● **List of tasks**
[1] In the certification text, which Exchange Act Rules define internal control over financial reporting?
[2] From the certification text, pull out everything from "b) Any fraud, whether" down to "over financial reporting.".
[3] Continue the officer certification text past its last sentence.

4. The registrant’s other certifying officer and I are responsible for establishing and maintaining disclosure controls and procedures (as defined in Exchange Act Rules 13a-15(e) and 15d-15(e)) and internal control over financial reporting (as defined in Exchange Act Rules 13a-15(f) and 15d-15(f)) for the registrant and have:

a) Designed such disclosure controls and procedures, or caused such disclosure controls and procedures to be designed under our supervision, to ensure that material information relating to the registrant, including its consolidated subsidiaries, is made known to us by others within those entities, particularly during the period in which this report is being prepared;

b) Designed such internal control over financial reporting, or caused such internal control over financial reporting to be designed under our supervision, to provide reasonable assurance regarding the reliability of financial reporting and the preparation of financial statements for external purposes in accordance with generally accepted accounting principles;

c) Evaluated the effectiveness of the registrant’s disclosure controls and procedures and presented in this report our conclusions about the effectiveness of the disclosure controls and procedures, as of the end of the period covered by this report based on such evaluation; and

d) Disclosed in this report any change in the registrant’s internal control over financial reporting that occurred during the registrant’s most recent fiscal quarter (the registrant’s fourth fiscal quarter in the case of an annual report) that has materially affected, or is reasonably likely to materially affect, the registrant’s internal control over financial reporting; and

5. The registrant’s other certifying officer and I have disclosed, based on our most recent evaluation of internal control over financial reporting, to the registrant’s auditors and the audit committee of the registrant’s board of directors (or persons performing the equivalent functions):

a) All significant deficiencies and material weaknesses in the design or operation of internal control over financial reporting which are reasonably likely to adversely affect the registrant’s ability to record, process, summarize and report financial information; and

b) Any fraud, whether or not material, that involves management or other employees who have a significant role in the registrant’s internal control over financial reporting.

● **Excerpted records**
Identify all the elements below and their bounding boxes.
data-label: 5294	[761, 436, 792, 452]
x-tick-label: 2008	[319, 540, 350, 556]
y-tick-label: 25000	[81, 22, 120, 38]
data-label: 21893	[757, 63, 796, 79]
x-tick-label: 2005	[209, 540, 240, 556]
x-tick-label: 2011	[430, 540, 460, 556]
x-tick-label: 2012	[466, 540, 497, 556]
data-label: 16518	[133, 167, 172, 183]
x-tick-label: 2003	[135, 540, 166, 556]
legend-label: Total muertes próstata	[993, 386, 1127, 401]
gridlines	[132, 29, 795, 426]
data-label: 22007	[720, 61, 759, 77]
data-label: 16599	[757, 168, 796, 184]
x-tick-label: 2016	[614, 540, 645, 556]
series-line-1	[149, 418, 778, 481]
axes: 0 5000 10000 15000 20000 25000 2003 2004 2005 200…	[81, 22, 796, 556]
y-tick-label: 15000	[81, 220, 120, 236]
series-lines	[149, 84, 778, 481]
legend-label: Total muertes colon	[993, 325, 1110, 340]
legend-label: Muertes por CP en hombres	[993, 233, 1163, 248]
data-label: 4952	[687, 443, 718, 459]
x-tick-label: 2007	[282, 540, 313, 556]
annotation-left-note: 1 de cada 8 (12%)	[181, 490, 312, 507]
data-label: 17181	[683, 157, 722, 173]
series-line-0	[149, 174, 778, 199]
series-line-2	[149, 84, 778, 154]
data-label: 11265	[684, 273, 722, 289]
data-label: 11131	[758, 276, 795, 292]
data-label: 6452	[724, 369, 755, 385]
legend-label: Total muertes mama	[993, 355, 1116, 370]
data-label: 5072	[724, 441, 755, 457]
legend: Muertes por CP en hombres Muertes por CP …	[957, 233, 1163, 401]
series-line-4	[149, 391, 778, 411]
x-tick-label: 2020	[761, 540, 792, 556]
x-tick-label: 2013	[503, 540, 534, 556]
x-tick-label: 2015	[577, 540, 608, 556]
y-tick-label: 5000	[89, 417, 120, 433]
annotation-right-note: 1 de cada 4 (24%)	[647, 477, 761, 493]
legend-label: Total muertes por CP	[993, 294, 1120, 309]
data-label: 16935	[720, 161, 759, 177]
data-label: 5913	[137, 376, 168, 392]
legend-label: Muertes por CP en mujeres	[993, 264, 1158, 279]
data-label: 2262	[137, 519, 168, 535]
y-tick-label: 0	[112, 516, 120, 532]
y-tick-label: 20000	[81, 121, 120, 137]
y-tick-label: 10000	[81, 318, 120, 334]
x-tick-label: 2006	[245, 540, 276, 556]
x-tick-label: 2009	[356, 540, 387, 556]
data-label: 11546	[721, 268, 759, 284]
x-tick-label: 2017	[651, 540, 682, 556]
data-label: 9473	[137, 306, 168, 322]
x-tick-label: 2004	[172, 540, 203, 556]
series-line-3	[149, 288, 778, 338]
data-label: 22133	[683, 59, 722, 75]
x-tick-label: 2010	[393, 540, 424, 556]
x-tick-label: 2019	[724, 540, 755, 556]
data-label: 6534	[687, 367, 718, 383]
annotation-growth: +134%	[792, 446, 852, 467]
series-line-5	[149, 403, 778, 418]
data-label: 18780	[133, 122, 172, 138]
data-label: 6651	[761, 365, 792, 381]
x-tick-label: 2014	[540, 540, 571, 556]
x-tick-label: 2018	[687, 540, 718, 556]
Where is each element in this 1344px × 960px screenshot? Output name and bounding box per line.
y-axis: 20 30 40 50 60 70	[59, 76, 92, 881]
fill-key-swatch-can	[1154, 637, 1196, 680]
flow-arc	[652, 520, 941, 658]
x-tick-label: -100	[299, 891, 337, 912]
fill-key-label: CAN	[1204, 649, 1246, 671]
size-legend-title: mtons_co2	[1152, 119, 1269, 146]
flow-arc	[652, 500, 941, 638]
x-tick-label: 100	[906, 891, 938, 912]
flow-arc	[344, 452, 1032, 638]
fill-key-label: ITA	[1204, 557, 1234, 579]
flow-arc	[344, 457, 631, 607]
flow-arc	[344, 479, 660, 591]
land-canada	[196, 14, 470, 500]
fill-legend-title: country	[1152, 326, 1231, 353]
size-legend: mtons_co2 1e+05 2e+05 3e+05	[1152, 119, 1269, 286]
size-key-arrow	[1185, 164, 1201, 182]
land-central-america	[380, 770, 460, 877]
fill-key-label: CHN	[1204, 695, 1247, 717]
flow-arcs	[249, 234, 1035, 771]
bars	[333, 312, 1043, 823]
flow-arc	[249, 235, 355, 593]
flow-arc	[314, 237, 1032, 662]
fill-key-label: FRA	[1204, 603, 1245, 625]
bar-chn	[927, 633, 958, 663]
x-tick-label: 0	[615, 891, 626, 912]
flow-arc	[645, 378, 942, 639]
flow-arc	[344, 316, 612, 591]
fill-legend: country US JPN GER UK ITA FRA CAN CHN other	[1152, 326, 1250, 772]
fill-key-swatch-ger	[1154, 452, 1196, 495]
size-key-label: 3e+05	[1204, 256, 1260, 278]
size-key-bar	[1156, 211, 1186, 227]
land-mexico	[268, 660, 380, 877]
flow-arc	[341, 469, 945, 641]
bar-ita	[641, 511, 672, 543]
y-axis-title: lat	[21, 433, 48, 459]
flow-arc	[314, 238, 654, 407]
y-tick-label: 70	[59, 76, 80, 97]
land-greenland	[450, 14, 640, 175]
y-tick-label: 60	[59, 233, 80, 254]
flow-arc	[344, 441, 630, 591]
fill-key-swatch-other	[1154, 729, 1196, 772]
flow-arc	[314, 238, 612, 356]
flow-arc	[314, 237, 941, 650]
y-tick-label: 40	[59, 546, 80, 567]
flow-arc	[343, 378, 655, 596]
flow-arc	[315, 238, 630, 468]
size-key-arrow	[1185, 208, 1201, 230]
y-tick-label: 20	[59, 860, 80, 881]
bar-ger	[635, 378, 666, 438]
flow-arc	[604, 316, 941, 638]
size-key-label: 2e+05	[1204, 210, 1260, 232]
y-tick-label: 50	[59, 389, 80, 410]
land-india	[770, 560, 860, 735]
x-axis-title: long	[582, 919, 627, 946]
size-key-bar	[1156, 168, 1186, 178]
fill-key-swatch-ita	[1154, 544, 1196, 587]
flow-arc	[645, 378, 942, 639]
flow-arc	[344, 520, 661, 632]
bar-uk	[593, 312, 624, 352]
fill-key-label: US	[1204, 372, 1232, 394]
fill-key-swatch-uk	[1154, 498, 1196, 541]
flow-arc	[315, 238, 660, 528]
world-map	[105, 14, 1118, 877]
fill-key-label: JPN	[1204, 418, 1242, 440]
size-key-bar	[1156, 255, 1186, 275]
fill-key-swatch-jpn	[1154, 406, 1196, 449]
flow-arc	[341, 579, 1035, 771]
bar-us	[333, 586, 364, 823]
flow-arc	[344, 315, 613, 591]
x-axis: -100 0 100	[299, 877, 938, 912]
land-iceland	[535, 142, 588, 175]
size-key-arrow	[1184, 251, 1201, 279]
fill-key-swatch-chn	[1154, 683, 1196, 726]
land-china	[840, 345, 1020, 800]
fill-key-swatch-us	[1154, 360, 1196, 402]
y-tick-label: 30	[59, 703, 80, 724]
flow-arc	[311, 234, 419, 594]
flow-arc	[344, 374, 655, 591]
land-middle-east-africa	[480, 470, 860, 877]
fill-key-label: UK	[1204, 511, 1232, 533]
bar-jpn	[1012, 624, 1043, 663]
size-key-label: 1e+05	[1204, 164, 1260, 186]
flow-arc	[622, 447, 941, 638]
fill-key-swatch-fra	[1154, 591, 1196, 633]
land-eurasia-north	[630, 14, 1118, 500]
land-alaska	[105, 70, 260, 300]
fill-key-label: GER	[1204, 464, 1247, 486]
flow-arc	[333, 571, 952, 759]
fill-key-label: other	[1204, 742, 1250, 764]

● **Answers**
[1] Exchange Act Rules 13a-15(f) and 15d-15(f).

[2]
b) Any fraud, whether or not material, that involves management or other employees who have a significant role in the registrant’s internal control over financial reporting.

[3]
 

 

 

 

Exhibit 32.1

CERTIFICATION PURSUANT TO 18 U.S.C. SECTION 1350,

AS ADOPTED PURSUANT TO

SECTION 906 OF THE SARBANES-OXLEY ACT OF 2002

In connection with the Annual Report on Form 10-K of Cogent Biosciences, Inc. (the “Company”) for the fiscal year ended December 31, 2020 as filed with the Securities and Exchange Commission on the date hereof (the “Report”), the undersigned, Andrew Robbins, President and Chief Executive Officer of the Company, hereby certifies, pursuant to 18 U.S.C. Section 1350, as adopted pursuant to Section 906 of the Sarbanes-Oxley Act of 2002, that to the best of his knowledge:

(1) the Report fully complies with the requirements of Section 13(a) or 15(d) of the Securities Exchange Act of 1934; and

(2) the information contained in the Report fairly presents, in all material respects, the financial condition and results of operations of the Company.

 

 

 

 

Exhibit 32.2

CERTIFICATION PURSUANT TO 18 U.S.C. SECTION 1350,

AS ADOPTED PURSUANT TO

SECTION 906 OF THE SARBANES-OXLEY ACT OF 2002

In connection with the Annual Report on Form 10-K of Cogent Biosciences, Inc. (the “Company”) for the fiscal year ended December 31, 2020 as filed with the Securities and Exchange Commission on the date hereof (the “Report”), the undersigned, John Green, Chief Financial Officer of the Company, hereby certifies, pursuant to 18 U.S.C. Section 1350, as adopted pursuant to Section 906 of the Sarbanes-Oxley Act of 2002, that to the best of his knowledge:

(1) the Report fully complies with the requirements of Section 13(a) or 15(d) of the Securities Exchange Act of 1934; and

(2) the information contained in the Report fairly presents, in all material respects, the financial condition and results of operations of the Company.